→ **SET PROBLEM**: Every record that follows must be duplicated exactly, with images left out.

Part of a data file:

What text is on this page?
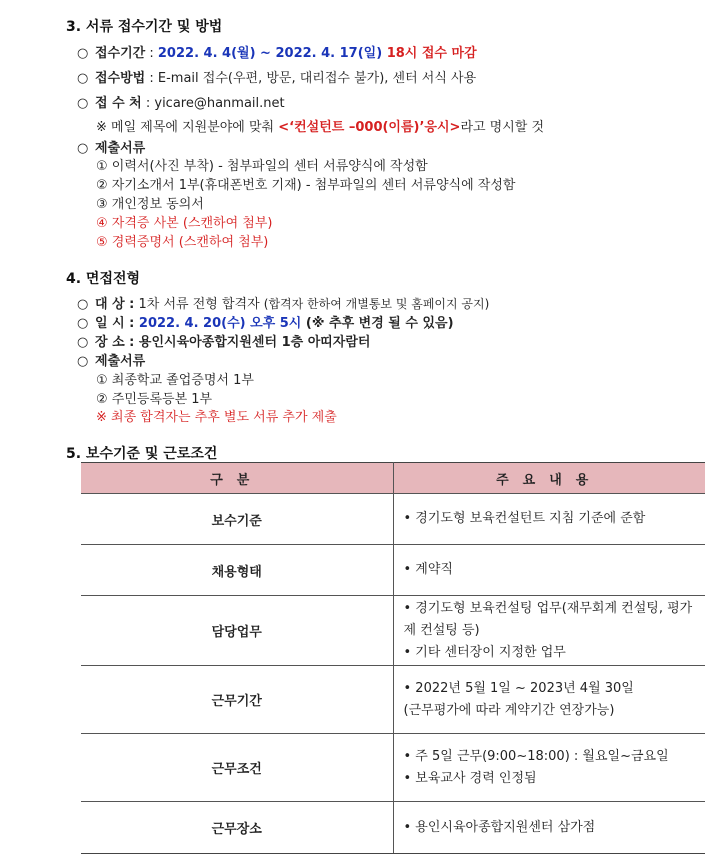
3. 서류 접수기간 및 방법
○ 접수기간 : 2022. 4. 4(월) ~ 2022. 4. 17(일) 18시 접수 마감
○ 접수방법 : E-mail 접수(우편, 방문, 대리접수 불가), 센터 서식 사용
○ 접 수 처 : yicare@hanmail.net
※ 메일 제목에 지원분야에 맞춰 <‘컨설턴트 –000(이름)’응시>라고 명시할 것
○ 제출서류
① 이력서(사진 부착) - 첨부파일의 센터 서류양식에 작성함
② 자기소개서 1부(휴대폰번호 기재) - 첨부파일의 센터 서류양식에 작성함
③ 개인정보 동의서
④ 자격증 사본 (스캔하여 첨부)
⑤ 경력증명서 (스캔하여 첨부)
4. 면접전형
○ 대 상 : 1차 서류 전형 합격자 (합격자 한하여 개별통보 및 홈페이지 공지)
○ 일 시 : 2022. 4. 20(수) 오후 5시 (※ 추후 변경 될 수 있음)
○ 장 소 : 용인시육아종합지원센터 1층 아띠자람터
○ 제출서류
① 최종학교 졸업증명서 1부
② 주민등록등본 1부
※ 최종 합격자는 추후 별도 서류 추가 제출
5. 보수기준 및 근로조건
구분	주요내용
보수기준	• 경기도형 보육컨설턴트 지침 기준에 준함

채용형태	• 계약직

담당업무	• 경기도형 보육컨설팅 업무(재무회계 컨설팅, 평가제 컨설팅 등)
• 기타 센터장이 지정한 업무

근무기간	• 2022년 5월 1일 ~ 2023년 4월 30일
(근무평가에 따라 계약기간 연장가능)

근무조건	• 주 5일 근무(9:00~18:00) : 월요일~금요일
• 보육교사 경력 인정됨

근무장소	• 용인시육아종합지원센터 삼가점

→ **THE RESULT**:
What text is on this page?
3. 서류 접수기간 및 방법
○ 접수기간 : 2022. 4. 4(월) ~ 2022. 4. 17(일) 18시 접수 마감
○ 접수방법 : E-mail 접수(우편, 방문, 대리접수 불가), 센터 서식 사용
○ 접 수 처 : yicare@hanmail.net
※ 메일 제목에 지원분야에 맞춰 <‘컨설턴트 –000(이름)’응시>라고 명시할 것
○ 제출서류
① 이력서(사진 부착) - 첨부파일의 센터 서류양식에 작성함
② 자기소개서 1부(휴대폰번호 기재) - 첨부파일의 센터 서류양식에 작성함
③ 개인정보 동의서
④ 자격증 사본 (스캔하여 첨부)
⑤ 경력증명서 (스캔하여 첨부)
4. 면접전형
○ 대 상 : 1차 서류 전형 합격자 (합격자 한하여 개별통보 및 홈페이지 공지)
○ 일 시 : 2022. 4. 20(수) 오후 5시 (※ 추후 변경 될 수 있음)
○ 장 소 : 용인시육아종합지원센터 1층 아띠자람터
○ 제출서류
① 최종학교 졸업증명서 1부
② 주민등록등본 1부
※ 최종 합격자는 추후 별도 서류 추가 제출
5. 보수기준 및 근로조건
구분	주요내용
보수기준	• 경기도형 보육컨설턴트 지침 기준에 준함

채용형태	• 계약직

담당업무	• 경기도형 보육컨설팅 업무(재무회계 컨설팅, 평가제 컨설팅 등)
• 기타 센터장이 지정한 업무

근무기간	• 2022년 5월 1일 ~ 2023년 4월 30일
(근무평가에 따라 계약기간 연장가능)

근무조건	• 주 5일 근무(9:00~18:00) : 월요일~금요일
• 보육교사 경력 인정됨

근무장소	• 용인시육아종합지원센터 삼가점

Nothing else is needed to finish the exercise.